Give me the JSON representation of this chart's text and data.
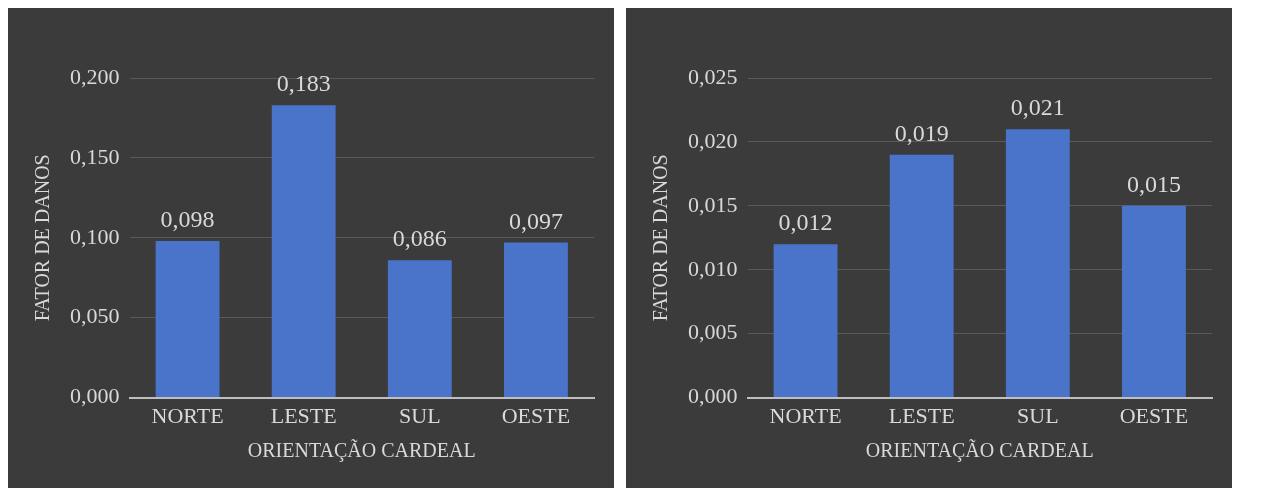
{
  "chart_data": [
    {
      "type": "bar",
      "xlabel": "ORIENTAÇÃO CARDEAL",
      "ylabel": "FATOR DE DANOS",
      "categories": [
        "NORTE",
        "LESTE",
        "SUL",
        "OESTE"
      ],
      "values": [
        0.098,
        0.183,
        0.086,
        0.097
      ],
      "value_labels": [
        "0,098",
        "0,183",
        "0,086",
        "0,097"
      ],
      "color": "#4a74c9",
      "ylim": [
        0,
        0.2
      ],
      "yticks": [
        {
          "value": 0,
          "label": "0,000"
        },
        {
          "value": 0.05,
          "label": "0,050"
        },
        {
          "value": 0.1,
          "label": "0,100"
        },
        {
          "value": 0.15,
          "label": "0,150"
        },
        {
          "value": 0.2,
          "label": "0,200"
        }
      ],
      "grid": "y",
      "legend": false
    },
    {
      "type": "bar",
      "xlabel": "ORIENTAÇÃO CARDEAL",
      "ylabel": "FATOR DE DANOS",
      "categories": [
        "NORTE",
        "LESTE",
        "SUL",
        "OESTE"
      ],
      "values": [
        0.012,
        0.019,
        0.021,
        0.015
      ],
      "value_labels": [
        "0,012",
        "0,019",
        "0,021",
        "0,015"
      ],
      "color": "#4a74c9",
      "ylim": [
        0,
        0.025
      ],
      "yticks": [
        {
          "value": 0,
          "label": "0,000"
        },
        {
          "value": 0.005,
          "label": "0,005"
        },
        {
          "value": 0.01,
          "label": "0,010"
        },
        {
          "value": 0.015,
          "label": "0,015"
        },
        {
          "value": 0.02,
          "label": "0,020"
        },
        {
          "value": 0.025,
          "label": "0,025"
        }
      ],
      "grid": "y",
      "legend": false
    }
  ]
}
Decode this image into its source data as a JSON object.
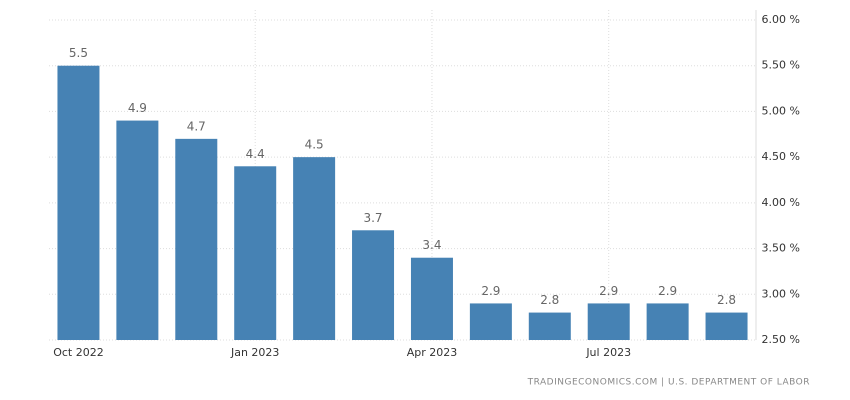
{
  "chart_data": {
    "type": "bar",
    "categories": [
      "Oct 2022",
      null,
      null,
      "Jan 2023",
      null,
      null,
      "Apr 2023",
      null,
      null,
      "Jul 2023",
      null,
      null
    ],
    "values": [
      5.5,
      4.9,
      4.7,
      4.4,
      4.5,
      3.7,
      3.4,
      2.9,
      2.8,
      2.9,
      2.9,
      2.8
    ],
    "color": "#4682b4",
    "ylim": [
      2.5,
      6
    ],
    "yticks": [
      {
        "value": 2.5,
        "label": "2.50 %"
      },
      {
        "value": 3,
        "label": "3.00 %"
      },
      {
        "value": 3.5,
        "label": "3.50 %"
      },
      {
        "value": 4,
        "label": "4.00 %"
      },
      {
        "value": 4.5,
        "label": "4.50 %"
      },
      {
        "value": 5,
        "label": "5.00 %"
      },
      {
        "value": 5.5,
        "label": "5.50 %"
      },
      {
        "value": 6,
        "label": "6.00 %"
      }
    ],
    "grid": true,
    "source": "TRADINGECONOMICS.COM | U.S. DEPARTMENT OF LABOR"
  }
}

____

• _WRITTEN PROBLEM_:
Using the material above, return every line exactly as it appears, minus the pictures.

• _COMPLETE RESPONSE_:
Give me the JSON representation of this chart's text and data.
{
  "chart_data": [
    {
      "type": "bar",
      "xlabel": "ORIENTAÇÃO CARDEAL",
      "ylabel": "FATOR DE DANOS",
      "categories": [
        "NORTE",
        "LESTE",
        "SUL",
        "OESTE"
      ],
      "values": [
        0.098,
        0.183,
        0.086,
        0.097
      ],
      "value_labels": [
        "0,098",
        "0,183",
        "0,086",
        "0,097"
      ],
      "color": "#4a74c9",
      "ylim": [
        0,
        0.2
      ],
      "yticks": [
        {
          "value": 0,
          "label": "0,000"
        },
        {
          "value": 0.05,
          "label": "0,050"
        },
        {
          "value": 0.1,
          "label": "0,100"
        },
        {
          "value": 0.15,
          "label": "0,150"
        },
        {
          "value": 0.2,
          "label": "0,200"
        }
      ],
      "grid": "y",
      "legend": false
    },
    {
      "type": "bar",
      "xlabel": "ORIENTAÇÃO CARDEAL",
      "ylabel": "FATOR DE DANOS",
      "categories": [
        "NORTE",
        "LESTE",
        "SUL",
        "OESTE"
      ],
      "values": [
        0.012,
        0.019,
        0.021,
        0.015
      ],
      "value_labels": [
        "0,012",
        "0,019",
        "0,021",
        "0,015"
      ],
      "color": "#4a74c9",
      "ylim": [
        0,
        0.025
      ],
      "yticks": [
        {
          "value": 0,
          "label": "0,000"
        },
        {
          "value": 0.005,
          "label": "0,005"
        },
        {
          "value": 0.01,
          "label": "0,010"
        },
        {
          "value": 0.015,
          "label": "0,015"
        },
        {
          "value": 0.02,
          "label": "0,020"
        },
        {
          "value": 0.025,
          "label": "0,025"
        }
      ],
      "grid": "y",
      "legend": false
    }
  ]
}
Decode this image into its source data as a JSON object.
{
  "chart_data": {
    "type": "bar",
    "categories": [
      "Oct 2022",
      null,
      null,
      "Jan 2023",
      null,
      null,
      "Apr 2023",
      null,
      null,
      "Jul 2023",
      null,
      null
    ],
    "values": [
      5.5,
      4.9,
      4.7,
      4.4,
      4.5,
      3.7,
      3.4,
      2.9,
      2.8,
      2.9,
      2.9,
      2.8
    ],
    "color": "#4682b4",
    "ylim": [
      2.5,
      6
    ],
    "yticks": [
      {
        "value": 2.5,
        "label": "2.50 %"
      },
      {
        "value": 3,
        "label": "3.00 %"
      },
      {
        "value": 3.5,
        "label": "3.50 %"
      },
      {
        "value": 4,
        "label": "4.00 %"
      },
      {
        "value": 4.5,
        "label": "4.50 %"
      },
      {
        "value": 5,
        "label": "5.00 %"
      },
      {
        "value": 5.5,
        "label": "5.50 %"
      },
      {
        "value": 6,
        "label": "6.00 %"
      }
    ],
    "grid": true,
    "source": "TRADINGECONOMICS.COM | U.S. DEPARTMENT OF LABOR"
  }
}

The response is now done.